### QUOTED TEXT
════════════════════
Responding to an inquiry from the Globe, the 7uice Foundation gave the following statement:
“The reports are not inclusive of the personal financial support that Jaylen has provided on behalf of the 7uice Foundation, nor are the reports inclusive of the personal financial support Jaylen has provided to other charitable organizations. The 7uice Foundation has also been reclassified from a private foundation to a public charity and the IRS specifically instructs organizations to omit unreimbursed expenses paid by officers from these reports.”
Good for Brown for donating anything, but Pederson and others are waiting to learn if anything changes in the wake of his new deal.
▪ The carpet-bombing assault from the Patriots media cartel promoting Bob Kraft’s Hall of Fame candidacy has been over-the-top, even by Kraft’s lofty standards. Kraft should put Pro Football Hall of Famer Bill Parcells in the Patriots Hall of Fame before he pushes this hard for his own Canton induction.
▪ Big-time college sports is a complete farce. The once-vaunted Pac-12 is down to four schools — Stanford, California, Oregon State, and Washington State. Five others (Oregon, Colorado, Arizona, Arizona State, Utah) left last Friday, and the conference will likely dissolve altogether when its broadcast deal expires in June 2024.
════════════════════
### SOURCE EXCERPT
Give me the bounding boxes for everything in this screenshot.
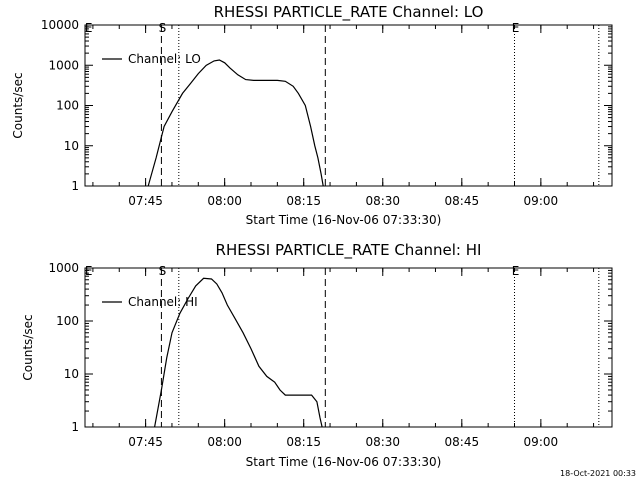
════════════════════
### OBJECTIVE
Answer these questions from the sports column, one per line:
(a) According to the 7uice Foundation's statement, what was it reclassified from, and what was it reclassified to?
(b) Whom does the column say Kraft should put in the Patriots Hall of Fame?
(c) Which four schools remain in the Pac-12?

### RIGHT ANSWER
(a) From a private foundation to a public charity.
(b) Bill Parcells.
(c) Stanford, California, Oregon State, and Washington State.